What the exercise asks ▸ Which lines in the material below contain the word "quand"? Copy each of them.

* * * * *

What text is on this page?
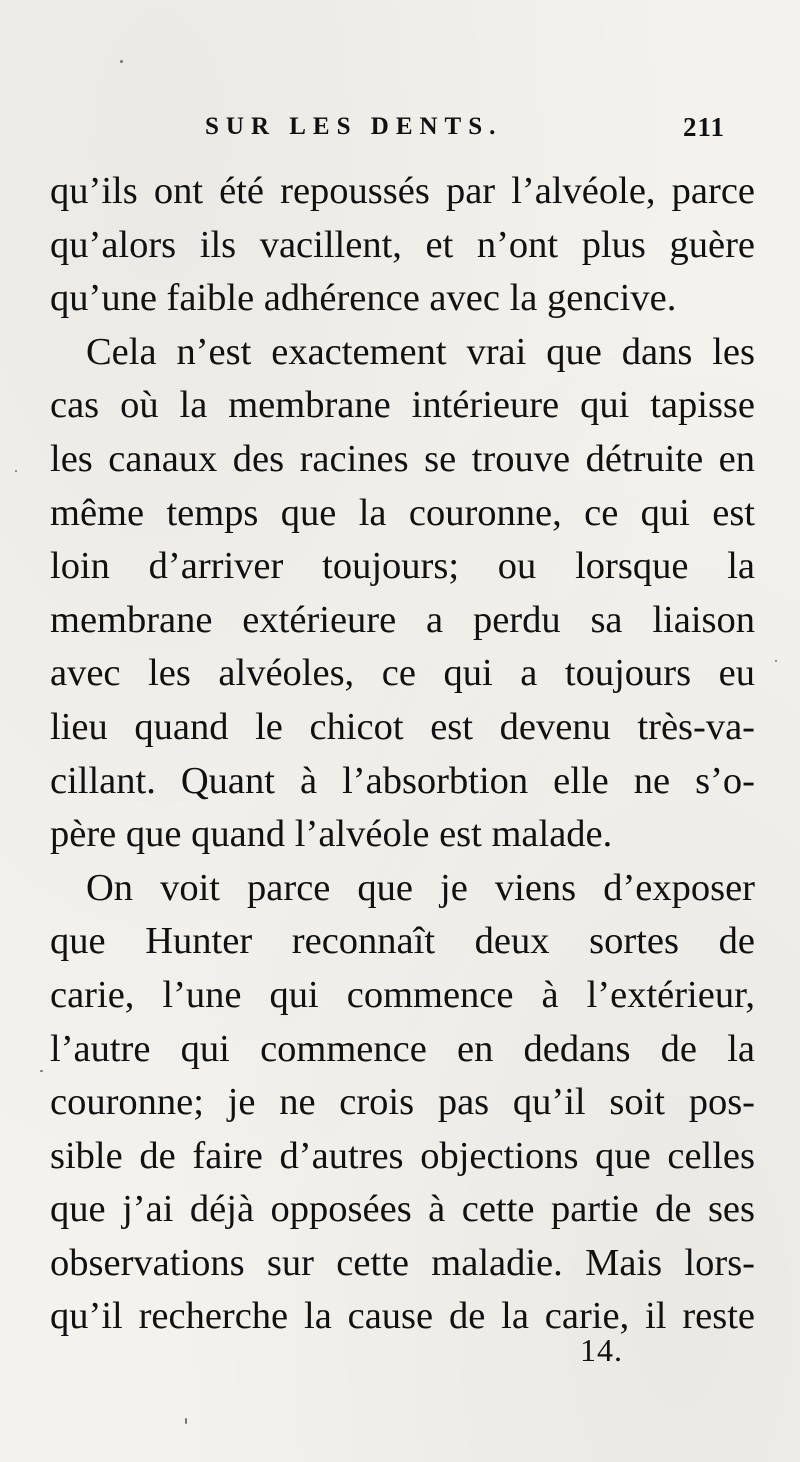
SUR LES DENTS.	211
qu’ils ont été repoussés par l’alvéole, parce
qu’alors ils vacillent, et n’ont plus guère
qu’une faible adhérence avec la gencive.
Cela n’est exactement vrai que dans les
cas où la membrane intérieure qui tapisse
les canaux des racines se trouve détruite en
même temps que la couronne, ce qui est
loin d’arriver toujours; ou lorsque la
membrane extérieure a perdu sa liaison
avec les alvéoles, ce qui a toujours eu
lieu quand le chicot est devenu très-va-
cillant. Quant à l’absorbtion elle ne s’o-
père que quand l’alvéole est malade.
On voit parce que je viens d’exposer
que Hunter reconnaît deux sortes de
carie, l’une qui commence à l’extérieur,
l’autre qui commence en dedans de la
couronne; je ne crois pas qu’il soit pos-
sible de faire d’autres objections que celles
que j’ai déjà opposées à cette partie de ses
observations sur cette maladie. Mais lors-
qu’il recherche la cause de la carie, il reste
14.
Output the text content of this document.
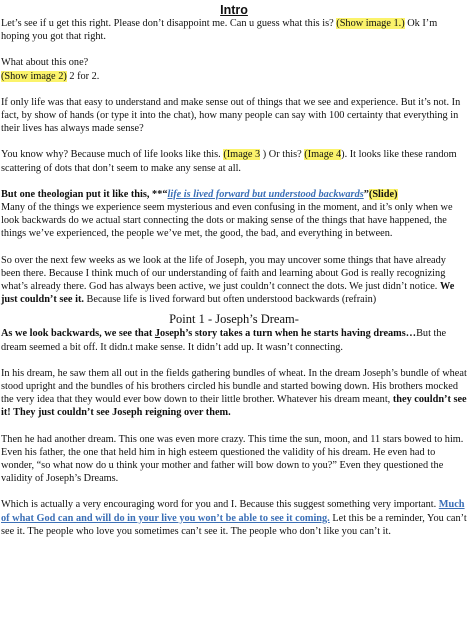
Intro

Let’s see if u get this right. Please don’t disappoint me. Can u guess what this is? (Show image 1.) Ok I’m hoping you got that right.

What about this one?
(Show image 2) 2 for 2.

If only life was that easy to understand and make sense out of things that we see and experience. But it’s not. In fact, by show of hands (or type it into the chat), how many people can say with 100 certainty that everything in their lives has always made sense?

You know why? Because much of life looks like this. (Image 3 ) Or this? (Image 4). It looks like these random scattering of dots that don’t seem to make any sense at all.

But one theologian put it like this, **“life is lived forward but understood backwards”(Slide)
Many of the things we experience seem mysterious and even confusing in the moment, and it’s only when we look backwards do we actual start connecting the dots or making sense of the things that have happened, the things we’ve experienced, the people we’ve met, the good, the bad, and everything in between.

So over the next few weeks as we look at the life of Joseph, you may uncover some things that have already been there. Because I think much of our understanding of faith and learning about God is really recognizing what’s already there. God has always been active, we just couldn’t connect the dots. We just didn’t notice. We just couldn’t see it. Because life is lived forward but often understood backwards (refrain)

Point 1 - Joseph’s Dream-

As we look backwards, we see that Joseph’s story takes a turn when he starts having dreams…But the dream seemed a bit off. It didn.t make sense. It didn’t add up. It wasn’t connecting.

In his dream, he saw them all out in the fields gathering bundles of wheat. In the dream Joseph’s bundle of wheat stood upright and the bundles of his brothers circled his bundle and started bowing down. His brothers mocked the very idea that they would ever bow down to their little brother. Whatever his dream meant, they couldn’t see it! They just couldn’t see Joseph reigning over them.

Then he had another dream. This one was even more crazy. This time the sun, moon, and 11 stars bowed to him. Even his father, the one that held him in high esteem questioned the validity of his dream. He even had to wonder, “so what now do u think your mother and father will bow down to you?” Even they questioned the validity of Joseph’s Dreams.

Which is actually a very encouraging word for you and I. Because this suggest something very important. Much of what God can and will do in your live you won’t be able to see it coming. Let this be a reminder, You can’t see it. The people who love you sometimes can’t see it. The people who don’t like you can’t it.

* * * * *

Written reply ▸
lieu quand le chicot est devenu très-va-
père que quand l’alvéole est malade.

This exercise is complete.